Provided data »
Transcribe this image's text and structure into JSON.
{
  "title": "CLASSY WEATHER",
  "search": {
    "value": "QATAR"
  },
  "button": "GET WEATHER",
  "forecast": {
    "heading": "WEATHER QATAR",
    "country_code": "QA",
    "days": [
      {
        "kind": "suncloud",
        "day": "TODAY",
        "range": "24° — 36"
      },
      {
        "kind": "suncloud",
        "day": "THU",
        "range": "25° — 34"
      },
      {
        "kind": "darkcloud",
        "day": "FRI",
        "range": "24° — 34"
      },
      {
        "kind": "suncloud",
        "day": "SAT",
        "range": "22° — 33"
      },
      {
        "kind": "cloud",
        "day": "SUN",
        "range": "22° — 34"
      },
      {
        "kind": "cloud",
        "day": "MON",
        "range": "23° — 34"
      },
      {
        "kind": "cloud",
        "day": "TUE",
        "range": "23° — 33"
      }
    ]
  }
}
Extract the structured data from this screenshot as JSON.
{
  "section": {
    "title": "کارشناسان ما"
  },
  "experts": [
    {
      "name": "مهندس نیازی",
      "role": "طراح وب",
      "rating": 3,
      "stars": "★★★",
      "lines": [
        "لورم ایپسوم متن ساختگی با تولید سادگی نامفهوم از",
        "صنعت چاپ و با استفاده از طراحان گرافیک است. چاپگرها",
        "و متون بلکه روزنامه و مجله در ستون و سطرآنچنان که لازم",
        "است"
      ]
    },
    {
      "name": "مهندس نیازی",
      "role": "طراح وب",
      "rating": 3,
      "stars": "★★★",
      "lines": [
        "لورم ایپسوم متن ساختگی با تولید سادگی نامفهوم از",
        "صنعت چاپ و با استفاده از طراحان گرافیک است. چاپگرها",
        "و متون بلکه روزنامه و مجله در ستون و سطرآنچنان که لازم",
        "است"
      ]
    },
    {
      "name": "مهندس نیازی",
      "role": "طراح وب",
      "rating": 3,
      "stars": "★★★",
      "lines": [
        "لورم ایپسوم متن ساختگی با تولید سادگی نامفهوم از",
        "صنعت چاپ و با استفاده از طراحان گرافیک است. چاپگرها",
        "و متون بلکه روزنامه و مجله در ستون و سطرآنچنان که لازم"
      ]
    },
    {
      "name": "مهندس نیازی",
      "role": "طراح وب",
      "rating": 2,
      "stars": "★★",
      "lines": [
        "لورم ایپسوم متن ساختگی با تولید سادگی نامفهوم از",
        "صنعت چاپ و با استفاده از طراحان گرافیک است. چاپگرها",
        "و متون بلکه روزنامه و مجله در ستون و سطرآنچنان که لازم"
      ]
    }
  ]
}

Short exercise »
Search the listing for the word "title". Copy every line in which it occurs.

Answer »
  "title": "CLASSY WEATHER",
    "title": "کارشناسان ما"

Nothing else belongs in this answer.